§ **DESCRIPTION OF THE TASK**: Return every entry exactly.
____ RECORDS FOR THIS EXERCISE
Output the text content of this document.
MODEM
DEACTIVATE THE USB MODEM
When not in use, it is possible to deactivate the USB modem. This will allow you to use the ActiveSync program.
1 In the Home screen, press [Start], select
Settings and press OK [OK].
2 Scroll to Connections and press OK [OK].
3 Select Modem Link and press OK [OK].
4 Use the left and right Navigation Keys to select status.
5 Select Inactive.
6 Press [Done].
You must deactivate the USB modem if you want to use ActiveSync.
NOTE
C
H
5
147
________
§ **EXERCISE SOLUTION**:
Output the text content of this document.
MODEM
DEACTIVATE THE USB MODEM
When not in use, it is possible to deactivate the USB modem. This will allow you to use the ActiveSync program.
1 In the Home screen, press [Start], select
Settings and press OK [OK].
2 Scroll to Connections and press OK [OK].
3 Select Modem Link and press OK [OK].
4 Use the left and right Navigation Keys to select status.
5 Select Inactive.
6 Press [Done].
You must deactivate the USB modem if you want to use ActiveSync.
NOTE
C
H
5
147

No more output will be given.